DO THIS:
Put every line of the items below into a JSON list of strings, one string per line, leaving out blank lines and the pictures.
▽
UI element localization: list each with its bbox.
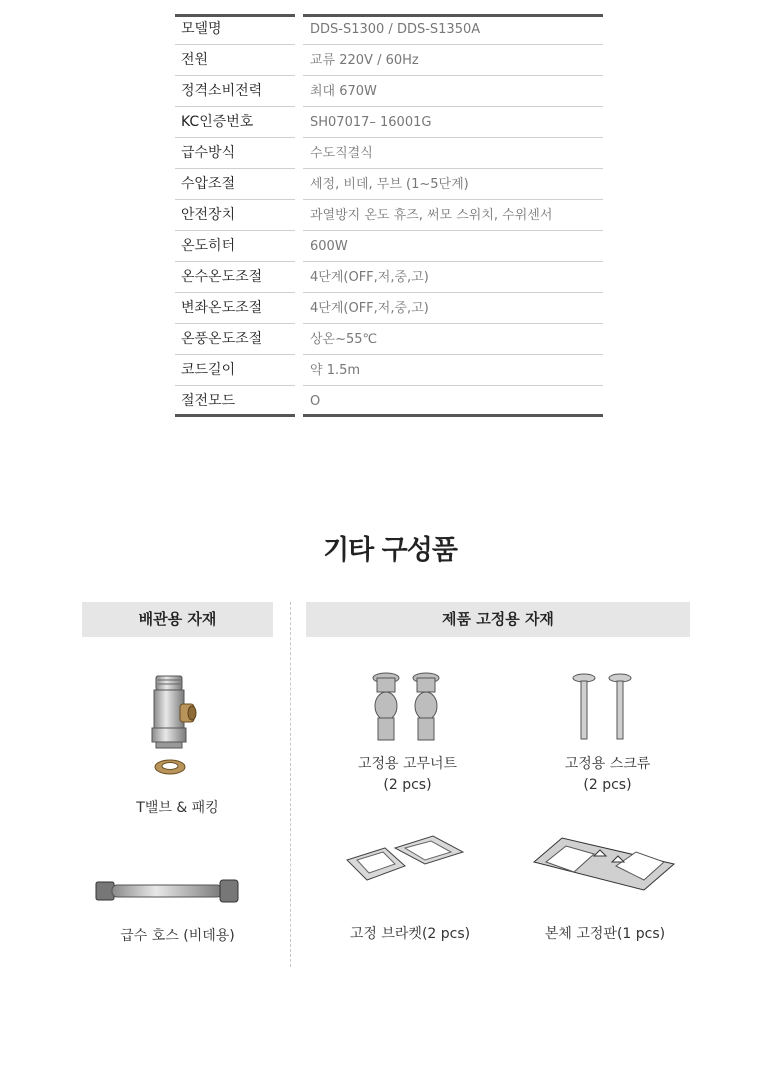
t-valve-label: T밸브 & 패킹	[136, 800, 219, 816]
spec-key: 정격소비전력	[175, 76, 295, 107]
spec-key: 변좌온도조절	[175, 293, 295, 324]
base-plate-icon	[532, 832, 676, 894]
bracket-label: 고정 브라켓(2 pcs)	[349, 926, 471, 942]
spec-row	[175, 169, 603, 200]
section-title: 기타 구성품	[323, 535, 457, 566]
spec-key: 온수온도조절	[175, 262, 295, 293]
spec-value: 수도직결식	[303, 138, 603, 169]
water-hose-icon	[92, 874, 242, 908]
spec-row	[175, 107, 603, 138]
spec-row	[175, 324, 603, 355]
spec-row	[175, 262, 603, 293]
spec-key: 안전장치	[175, 200, 295, 231]
spec-key: 온도히터	[175, 231, 295, 262]
t-valve-icon	[140, 672, 200, 782]
water-hose-label: 급수 호스 (비데용)	[120, 928, 235, 944]
spec-row	[175, 45, 603, 76]
spec-key: KC인증번호	[175, 107, 295, 138]
spec-value: 교류 220V / 60Hz	[303, 45, 603, 76]
spec-value: 600W	[303, 231, 603, 262]
screw-icon	[564, 672, 644, 742]
spec-row	[175, 138, 603, 169]
spec-key: 절전모드	[175, 386, 295, 417]
spec-row	[175, 355, 603, 386]
rubber-nut-qty: (2 pcs)	[383, 777, 432, 793]
screw-name: 고정용 스크류	[564, 756, 651, 772]
spec-value: 약 1.5m	[303, 355, 603, 386]
spec-key: 온풍온도조절	[175, 324, 295, 355]
spec-key: 급수방식	[175, 138, 295, 169]
spec-key: 모델명	[175, 14, 295, 45]
spec-key: 전원	[175, 45, 295, 76]
rubber-nut-icon	[368, 670, 448, 750]
plumbing-header: 배관용 자재	[82, 602, 273, 637]
spec-row	[175, 200, 603, 231]
spec-key: 코드길이	[175, 355, 295, 386]
screw-qty: (2 pcs)	[583, 777, 632, 793]
spec-value: 세정, 비데, 무브 (1~5단계)	[303, 169, 603, 200]
spec-value: 상온~55℃	[303, 324, 603, 355]
spec-row	[175, 293, 603, 324]
rubber-nut-name: 고정용 고무너트	[357, 756, 458, 772]
spec-value: DDS-S1300 / DDS-S1350A	[303, 14, 603, 45]
fixing-header: 제품 고정용 자재	[306, 602, 690, 637]
spec-row	[175, 386, 603, 417]
spec-value: SH07017– 16001G	[303, 107, 603, 138]
spec-value: O	[303, 386, 603, 417]
screw-label	[520, 754, 695, 796]
base-plate-label: 본체 고정판(1 pcs)	[544, 926, 666, 942]
spec-value: 4단계(OFF,저,중,고)	[303, 262, 603, 293]
column-divider	[290, 602, 291, 967]
rubber-nut-label	[320, 754, 495, 796]
spec-table	[175, 14, 603, 417]
spec-row	[175, 76, 603, 107]
spec-row	[175, 14, 603, 45]
spec-key: 수압조절	[175, 169, 295, 200]
bracket-icon	[343, 830, 468, 890]
spec-value: 최대 670W	[303, 76, 603, 107]
spec-value: 4단계(OFF,저,중,고)	[303, 293, 603, 324]
spec-value: 과열방지 온도 휴즈, 써모 스위치, 수위센서	[303, 200, 603, 231]
spec-row	[175, 231, 603, 262]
△
SOLUTION:
[
  "UI element localization: list each with its bbox.",
  "t-valve-label: T밸브 & 패킹\t[136, 800, 219, 816]",
  "spec-key: 정격소비전력\t[175, 76, 295, 107]",
  "spec-key: 변좌온도조절\t[175, 293, 295, 324]",
  "base-plate-icon\t[532, 832, 676, 894]",
  "bracket-label: 고정 브라켓(2 pcs)\t[349, 926, 471, 942]",
  "spec-row\t[175, 169, 603, 200]",
  "section-title: 기타 구성품\t[323, 535, 457, 566]",
  "spec-key: 온수온도조절\t[175, 262, 295, 293]",
  "spec-value: 수도직결식\t[303, 138, 603, 169]",
  "water-hose-icon\t[92, 874, 242, 908]",
  "spec-row\t[175, 107, 603, 138]",
  "spec-row\t[175, 324, 603, 355]",
  "spec-row\t[175, 262, 603, 293]",
  "spec-key: 안전장치\t[175, 200, 295, 231]",
  "spec-key: 온도히터\t[175, 231, 295, 262]",
  "t-valve-icon\t[140, 672, 200, 782]",
  "water-hose-label: 급수 호스 (비데용)\t[120, 928, 235, 944]",
  "spec-row\t[175, 45, 603, 76]",
  "spec-key: KC인증번호\t[175, 107, 295, 138]",
  "spec-value: 교류 220V / 60Hz\t[303, 45, 603, 76]",
  "spec-value: 600W\t[303, 231, 603, 262]",
  "screw-icon\t[564, 672, 644, 742]",
  "spec-row\t[175, 138, 603, 169]",
  "spec-key: 절전모드\t[175, 386, 295, 417]",
  "spec-row\t[175, 355, 603, 386]",
  "rubber-nut-qty: (2 pcs)\t[383, 777, 432, 793]",
  "screw-name: 고정용 스크류\t[564, 756, 651, 772]",
  "spec-value: 약 1.5m\t[303, 355, 603, 386]",
  "spec-key: 온풍온도조절\t[175, 324, 295, 355]",
  "spec-key: 급수방식\t[175, 138, 295, 169]",
  "spec-key: 모델명\t[175, 14, 295, 45]",
  "spec-key: 전원\t[175, 45, 295, 76]",
  "rubber-nut-icon\t[368, 670, 448, 750]",
  "plumbing-header: 배관용 자재\t[82, 602, 273, 637]",
  "spec-row\t[175, 200, 603, 231]",
  "spec-key: 코드길이\t[175, 355, 295, 386]",
  "screw-qty: (2 pcs)\t[583, 777, 632, 793]",
  "spec-value: 세정, 비데, 무브 (1~5단계)\t[303, 169, 603, 200]",
  "spec-value: 상온~55℃\t[303, 324, 603, 355]",
  "spec-row\t[175, 293, 603, 324]",
  "rubber-nut-name: 고정용 고무너트\t[357, 756, 458, 772]",
  "spec-value: DDS-S1300 / DDS-S1350A\t[303, 14, 603, 45]",
  "fixing-header: 제품 고정용 자재\t[306, 602, 690, 637]",
  "spec-row\t[175, 386, 603, 417]",
  "spec-value: SH07017– 16001G\t[303, 107, 603, 138]",
  "spec-value: O\t[303, 386, 603, 417]",
  "screw-label\t[520, 754, 695, 796]",
  "base-plate-label: 본체 고정판(1 pcs)\t[544, 926, 666, 942]",
  "spec-value: 4단계(OFF,저,중,고)\t[303, 262, 603, 293]",
  "column-divider\t[290, 602, 291, 967]",
  "rubber-nut-label\t[320, 754, 495, 796]",
  "spec-table\t[175, 14, 603, 417]",
  "spec-row\t[175, 76, 603, 107]",
  "spec-row\t[175, 14, 603, 45]",
  "spec-key: 수압조절\t[175, 169, 295, 200]",
  "bracket-icon\t[343, 830, 468, 890]",
  "spec-value: 최대 670W\t[303, 76, 603, 107]",
  "spec-value: 4단계(OFF,저,중,고)\t[303, 293, 603, 324]",
  "spec-value: 과열방지 온도 휴즈, 써모 스위치, 수위센서\t[303, 200, 603, 231]",
  "spec-row\t[175, 231, 603, 262]"
]